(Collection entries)
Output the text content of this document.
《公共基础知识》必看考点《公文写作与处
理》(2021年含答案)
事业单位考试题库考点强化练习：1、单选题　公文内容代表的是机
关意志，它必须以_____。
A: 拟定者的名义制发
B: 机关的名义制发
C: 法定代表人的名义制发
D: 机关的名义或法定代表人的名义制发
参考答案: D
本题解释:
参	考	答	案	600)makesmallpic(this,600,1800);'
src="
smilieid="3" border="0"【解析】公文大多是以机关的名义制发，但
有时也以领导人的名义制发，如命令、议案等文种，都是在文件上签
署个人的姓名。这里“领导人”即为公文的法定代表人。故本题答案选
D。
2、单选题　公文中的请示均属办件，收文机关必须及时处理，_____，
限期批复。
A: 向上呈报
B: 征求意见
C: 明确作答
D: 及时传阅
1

_What the task requires_. Extract each record, keeping it identical to the original.

_Task output_.
Output the text content of this document.
《公共基础知识》必看考点《公文写作与处
理》(2021年含答案)
事业单位考试题库考点强化练习：1、单选题　公文内容代表的是机
关意志，它必须以_____。
A: 拟定者的名义制发
B: 机关的名义制发
C: 法定代表人的名义制发
D: 机关的名义或法定代表人的名义制发
参考答案: D
本题解释:
参	考	答	案	600)makesmallpic(this,600,1800);'
src="
smilieid="3" border="0"【解析】公文大多是以机关的名义制发，但
有时也以领导人的名义制发，如命令、议案等文种，都是在文件上签
署个人的姓名。这里“领导人”即为公文的法定代表人。故本题答案选
D。
2、单选题　公文中的请示均属办件，收文机关必须及时处理，_____，
限期批复。
A: 向上呈报
B: 征求意见
C: 明确作答
D: 及时传阅
1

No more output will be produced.